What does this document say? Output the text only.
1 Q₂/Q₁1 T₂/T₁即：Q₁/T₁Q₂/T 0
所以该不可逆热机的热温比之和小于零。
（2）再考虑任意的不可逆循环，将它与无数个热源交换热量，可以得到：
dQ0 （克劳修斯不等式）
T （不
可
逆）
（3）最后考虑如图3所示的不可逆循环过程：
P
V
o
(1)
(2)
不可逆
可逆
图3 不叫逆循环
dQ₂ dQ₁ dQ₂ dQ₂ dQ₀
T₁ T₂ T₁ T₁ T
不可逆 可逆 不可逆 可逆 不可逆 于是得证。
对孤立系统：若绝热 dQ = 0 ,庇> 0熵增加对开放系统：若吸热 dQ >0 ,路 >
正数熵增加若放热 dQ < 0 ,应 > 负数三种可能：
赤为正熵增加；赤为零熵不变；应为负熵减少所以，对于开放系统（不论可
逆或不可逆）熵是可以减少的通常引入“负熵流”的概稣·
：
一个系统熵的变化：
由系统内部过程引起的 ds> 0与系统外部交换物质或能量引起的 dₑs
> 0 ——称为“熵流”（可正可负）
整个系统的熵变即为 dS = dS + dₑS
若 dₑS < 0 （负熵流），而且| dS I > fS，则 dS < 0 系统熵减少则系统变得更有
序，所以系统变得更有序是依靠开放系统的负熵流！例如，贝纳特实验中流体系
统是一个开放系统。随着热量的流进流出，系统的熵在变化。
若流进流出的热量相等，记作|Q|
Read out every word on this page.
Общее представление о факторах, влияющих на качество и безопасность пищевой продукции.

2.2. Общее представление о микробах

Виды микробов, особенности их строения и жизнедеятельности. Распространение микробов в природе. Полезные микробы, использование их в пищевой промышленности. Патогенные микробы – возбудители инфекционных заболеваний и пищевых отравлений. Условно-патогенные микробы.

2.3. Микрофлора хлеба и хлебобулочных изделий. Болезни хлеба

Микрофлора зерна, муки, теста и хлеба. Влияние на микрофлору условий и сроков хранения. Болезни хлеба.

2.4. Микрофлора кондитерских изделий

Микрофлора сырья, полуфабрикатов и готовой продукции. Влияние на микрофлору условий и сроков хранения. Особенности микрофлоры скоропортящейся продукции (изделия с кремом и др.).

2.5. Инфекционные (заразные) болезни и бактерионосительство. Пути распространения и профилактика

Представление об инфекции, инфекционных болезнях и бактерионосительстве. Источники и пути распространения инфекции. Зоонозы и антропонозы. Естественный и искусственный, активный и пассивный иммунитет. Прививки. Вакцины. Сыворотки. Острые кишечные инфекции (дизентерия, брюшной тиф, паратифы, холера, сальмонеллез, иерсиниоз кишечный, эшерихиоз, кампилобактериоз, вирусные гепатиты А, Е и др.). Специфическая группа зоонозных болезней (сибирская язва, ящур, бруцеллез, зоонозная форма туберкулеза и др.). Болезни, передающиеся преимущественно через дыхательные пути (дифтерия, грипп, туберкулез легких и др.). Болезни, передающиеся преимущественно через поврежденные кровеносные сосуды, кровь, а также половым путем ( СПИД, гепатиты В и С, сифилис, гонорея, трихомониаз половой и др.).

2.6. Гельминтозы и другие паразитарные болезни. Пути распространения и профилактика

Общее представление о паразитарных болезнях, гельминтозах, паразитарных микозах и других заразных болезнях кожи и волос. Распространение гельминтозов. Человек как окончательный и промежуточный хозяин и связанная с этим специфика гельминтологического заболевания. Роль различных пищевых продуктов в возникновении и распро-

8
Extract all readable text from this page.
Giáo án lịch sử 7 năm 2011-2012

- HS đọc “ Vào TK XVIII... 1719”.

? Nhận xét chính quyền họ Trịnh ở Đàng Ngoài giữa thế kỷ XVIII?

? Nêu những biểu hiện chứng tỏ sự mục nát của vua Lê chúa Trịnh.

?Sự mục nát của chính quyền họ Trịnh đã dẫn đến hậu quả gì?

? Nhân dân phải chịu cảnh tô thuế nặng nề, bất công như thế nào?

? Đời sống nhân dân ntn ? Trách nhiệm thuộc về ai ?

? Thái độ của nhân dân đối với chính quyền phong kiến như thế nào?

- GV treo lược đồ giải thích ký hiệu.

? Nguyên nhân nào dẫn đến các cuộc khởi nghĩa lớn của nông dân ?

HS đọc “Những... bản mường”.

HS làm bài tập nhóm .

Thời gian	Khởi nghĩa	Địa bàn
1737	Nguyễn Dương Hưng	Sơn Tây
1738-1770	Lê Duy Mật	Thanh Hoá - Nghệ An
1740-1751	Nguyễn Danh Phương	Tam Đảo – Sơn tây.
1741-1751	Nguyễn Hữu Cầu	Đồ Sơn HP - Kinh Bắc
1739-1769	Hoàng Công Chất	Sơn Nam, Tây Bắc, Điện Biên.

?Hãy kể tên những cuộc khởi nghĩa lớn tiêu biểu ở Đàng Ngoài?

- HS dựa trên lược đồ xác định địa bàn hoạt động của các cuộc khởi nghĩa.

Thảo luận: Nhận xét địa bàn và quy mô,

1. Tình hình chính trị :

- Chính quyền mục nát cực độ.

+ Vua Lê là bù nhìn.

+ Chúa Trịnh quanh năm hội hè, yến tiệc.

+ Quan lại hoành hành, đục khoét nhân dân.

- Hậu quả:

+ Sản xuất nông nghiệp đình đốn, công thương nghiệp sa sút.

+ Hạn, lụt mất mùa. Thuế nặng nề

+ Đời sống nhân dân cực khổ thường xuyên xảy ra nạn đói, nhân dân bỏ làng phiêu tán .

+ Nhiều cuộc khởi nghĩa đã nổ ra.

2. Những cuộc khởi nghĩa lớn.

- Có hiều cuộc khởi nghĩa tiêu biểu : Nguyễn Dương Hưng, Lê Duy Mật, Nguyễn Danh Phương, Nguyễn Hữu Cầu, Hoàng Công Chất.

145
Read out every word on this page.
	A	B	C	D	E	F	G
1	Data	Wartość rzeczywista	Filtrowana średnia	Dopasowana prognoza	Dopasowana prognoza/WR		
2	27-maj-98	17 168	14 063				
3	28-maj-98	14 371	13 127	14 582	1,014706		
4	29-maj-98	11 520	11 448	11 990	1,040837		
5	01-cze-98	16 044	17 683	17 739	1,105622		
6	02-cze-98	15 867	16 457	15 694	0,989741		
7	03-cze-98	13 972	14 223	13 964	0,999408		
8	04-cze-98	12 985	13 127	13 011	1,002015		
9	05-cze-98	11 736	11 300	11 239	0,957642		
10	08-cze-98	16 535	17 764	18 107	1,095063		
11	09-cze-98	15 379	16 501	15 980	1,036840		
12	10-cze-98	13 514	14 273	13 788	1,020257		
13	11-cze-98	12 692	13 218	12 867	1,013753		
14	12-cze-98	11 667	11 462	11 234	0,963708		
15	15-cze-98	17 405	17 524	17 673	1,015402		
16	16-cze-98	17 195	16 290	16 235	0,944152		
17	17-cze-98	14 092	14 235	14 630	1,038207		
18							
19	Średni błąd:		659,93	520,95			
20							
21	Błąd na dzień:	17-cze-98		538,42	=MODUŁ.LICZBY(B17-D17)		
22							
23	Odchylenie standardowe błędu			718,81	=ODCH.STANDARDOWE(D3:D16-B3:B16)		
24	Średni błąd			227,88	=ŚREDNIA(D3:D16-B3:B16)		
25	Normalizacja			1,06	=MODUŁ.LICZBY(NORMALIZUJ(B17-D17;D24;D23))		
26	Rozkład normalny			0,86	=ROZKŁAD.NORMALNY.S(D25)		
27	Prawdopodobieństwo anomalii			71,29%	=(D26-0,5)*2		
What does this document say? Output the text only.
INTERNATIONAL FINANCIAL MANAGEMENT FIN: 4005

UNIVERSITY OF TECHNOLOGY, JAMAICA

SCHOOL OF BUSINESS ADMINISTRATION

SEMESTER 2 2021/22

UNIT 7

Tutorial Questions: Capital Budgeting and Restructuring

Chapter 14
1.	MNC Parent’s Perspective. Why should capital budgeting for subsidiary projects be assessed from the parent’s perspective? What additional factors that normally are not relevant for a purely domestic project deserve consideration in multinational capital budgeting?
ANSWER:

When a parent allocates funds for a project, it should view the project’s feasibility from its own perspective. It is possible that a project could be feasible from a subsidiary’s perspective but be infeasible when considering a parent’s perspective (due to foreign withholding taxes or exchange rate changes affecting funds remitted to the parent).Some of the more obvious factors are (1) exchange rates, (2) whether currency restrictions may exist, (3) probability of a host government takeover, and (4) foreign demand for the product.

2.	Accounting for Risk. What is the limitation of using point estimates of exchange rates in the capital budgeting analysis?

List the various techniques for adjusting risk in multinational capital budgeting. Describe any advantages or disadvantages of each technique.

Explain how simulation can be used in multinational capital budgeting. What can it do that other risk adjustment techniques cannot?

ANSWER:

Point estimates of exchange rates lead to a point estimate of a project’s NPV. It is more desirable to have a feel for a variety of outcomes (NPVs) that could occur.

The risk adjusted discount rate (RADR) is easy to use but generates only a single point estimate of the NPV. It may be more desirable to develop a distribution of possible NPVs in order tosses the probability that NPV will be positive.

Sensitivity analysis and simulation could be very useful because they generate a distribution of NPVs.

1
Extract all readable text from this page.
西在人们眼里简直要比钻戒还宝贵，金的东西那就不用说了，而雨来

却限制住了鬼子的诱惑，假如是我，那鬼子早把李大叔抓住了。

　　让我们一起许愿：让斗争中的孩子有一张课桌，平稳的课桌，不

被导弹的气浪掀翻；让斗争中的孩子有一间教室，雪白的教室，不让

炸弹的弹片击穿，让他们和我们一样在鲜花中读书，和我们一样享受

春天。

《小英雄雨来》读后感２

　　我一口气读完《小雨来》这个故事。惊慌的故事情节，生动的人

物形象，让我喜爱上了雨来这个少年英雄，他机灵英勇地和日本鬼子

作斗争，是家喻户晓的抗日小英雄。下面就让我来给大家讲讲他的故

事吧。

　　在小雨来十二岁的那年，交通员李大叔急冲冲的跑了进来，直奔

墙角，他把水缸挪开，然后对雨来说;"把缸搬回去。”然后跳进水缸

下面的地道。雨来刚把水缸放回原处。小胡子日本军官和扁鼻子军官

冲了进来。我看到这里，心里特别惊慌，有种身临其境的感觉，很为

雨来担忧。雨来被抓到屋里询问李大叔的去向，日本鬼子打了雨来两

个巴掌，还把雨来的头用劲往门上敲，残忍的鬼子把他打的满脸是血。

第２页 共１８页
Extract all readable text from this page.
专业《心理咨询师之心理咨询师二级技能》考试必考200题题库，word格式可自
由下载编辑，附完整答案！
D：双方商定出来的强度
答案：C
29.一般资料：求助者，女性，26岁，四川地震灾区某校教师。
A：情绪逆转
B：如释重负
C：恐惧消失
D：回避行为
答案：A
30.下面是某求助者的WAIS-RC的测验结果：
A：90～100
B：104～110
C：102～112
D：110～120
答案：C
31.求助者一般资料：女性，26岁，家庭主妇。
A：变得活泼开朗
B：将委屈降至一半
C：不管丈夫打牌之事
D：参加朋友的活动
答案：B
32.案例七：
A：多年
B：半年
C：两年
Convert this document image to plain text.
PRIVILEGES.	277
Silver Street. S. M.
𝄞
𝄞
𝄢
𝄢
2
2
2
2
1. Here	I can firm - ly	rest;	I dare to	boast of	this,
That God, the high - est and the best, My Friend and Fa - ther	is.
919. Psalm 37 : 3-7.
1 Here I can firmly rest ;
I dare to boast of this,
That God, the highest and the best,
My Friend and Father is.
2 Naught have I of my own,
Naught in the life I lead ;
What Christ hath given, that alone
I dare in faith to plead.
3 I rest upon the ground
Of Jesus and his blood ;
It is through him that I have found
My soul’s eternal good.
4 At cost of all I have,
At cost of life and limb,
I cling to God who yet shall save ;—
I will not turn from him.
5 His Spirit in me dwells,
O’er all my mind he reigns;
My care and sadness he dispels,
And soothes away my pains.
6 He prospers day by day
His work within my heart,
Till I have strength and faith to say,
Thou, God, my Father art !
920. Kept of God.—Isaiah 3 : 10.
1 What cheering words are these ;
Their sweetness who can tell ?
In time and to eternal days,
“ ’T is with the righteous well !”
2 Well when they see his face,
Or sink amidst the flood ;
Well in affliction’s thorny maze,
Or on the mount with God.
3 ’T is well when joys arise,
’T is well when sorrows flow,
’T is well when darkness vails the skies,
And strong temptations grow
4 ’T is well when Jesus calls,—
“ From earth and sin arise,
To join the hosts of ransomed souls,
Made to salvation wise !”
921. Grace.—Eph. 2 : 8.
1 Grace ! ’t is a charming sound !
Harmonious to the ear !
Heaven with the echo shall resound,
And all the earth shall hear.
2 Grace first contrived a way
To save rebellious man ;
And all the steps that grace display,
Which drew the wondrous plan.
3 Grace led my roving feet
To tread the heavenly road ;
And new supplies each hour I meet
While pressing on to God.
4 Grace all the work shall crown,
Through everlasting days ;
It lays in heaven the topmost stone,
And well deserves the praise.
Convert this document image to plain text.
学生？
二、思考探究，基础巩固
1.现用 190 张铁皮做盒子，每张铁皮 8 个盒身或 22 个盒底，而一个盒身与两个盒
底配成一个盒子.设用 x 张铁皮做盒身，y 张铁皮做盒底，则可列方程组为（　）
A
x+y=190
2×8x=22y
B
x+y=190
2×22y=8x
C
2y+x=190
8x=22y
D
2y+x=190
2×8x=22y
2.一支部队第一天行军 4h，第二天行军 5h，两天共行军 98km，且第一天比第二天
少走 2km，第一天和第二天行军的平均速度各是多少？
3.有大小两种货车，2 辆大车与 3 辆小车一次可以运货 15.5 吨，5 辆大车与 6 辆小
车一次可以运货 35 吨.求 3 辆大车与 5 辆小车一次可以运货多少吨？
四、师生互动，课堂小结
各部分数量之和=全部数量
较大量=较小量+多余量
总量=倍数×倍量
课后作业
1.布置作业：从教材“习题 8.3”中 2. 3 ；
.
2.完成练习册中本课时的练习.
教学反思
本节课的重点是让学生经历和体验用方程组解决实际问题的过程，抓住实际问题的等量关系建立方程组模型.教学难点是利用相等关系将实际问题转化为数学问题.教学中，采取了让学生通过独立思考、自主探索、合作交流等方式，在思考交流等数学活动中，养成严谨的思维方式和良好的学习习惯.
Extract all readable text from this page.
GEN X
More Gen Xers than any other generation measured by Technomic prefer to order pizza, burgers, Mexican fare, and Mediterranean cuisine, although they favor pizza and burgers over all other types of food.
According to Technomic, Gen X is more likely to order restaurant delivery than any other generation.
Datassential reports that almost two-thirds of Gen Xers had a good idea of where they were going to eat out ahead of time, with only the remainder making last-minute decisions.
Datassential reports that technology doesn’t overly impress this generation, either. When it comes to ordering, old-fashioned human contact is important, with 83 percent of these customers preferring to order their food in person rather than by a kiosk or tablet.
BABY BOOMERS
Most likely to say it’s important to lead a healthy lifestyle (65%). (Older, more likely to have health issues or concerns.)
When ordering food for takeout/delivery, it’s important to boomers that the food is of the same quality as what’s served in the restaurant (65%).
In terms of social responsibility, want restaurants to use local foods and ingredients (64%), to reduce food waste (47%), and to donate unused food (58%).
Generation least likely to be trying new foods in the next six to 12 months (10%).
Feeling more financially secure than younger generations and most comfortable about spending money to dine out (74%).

★ ★ ★ ★

**TASK GOAL:**
Scan the listing above for the word "cost" and copy every line that holds it.

**REPLY TO THE EXERCISE:**
4 At cost of all I have,
At cost of life and limb,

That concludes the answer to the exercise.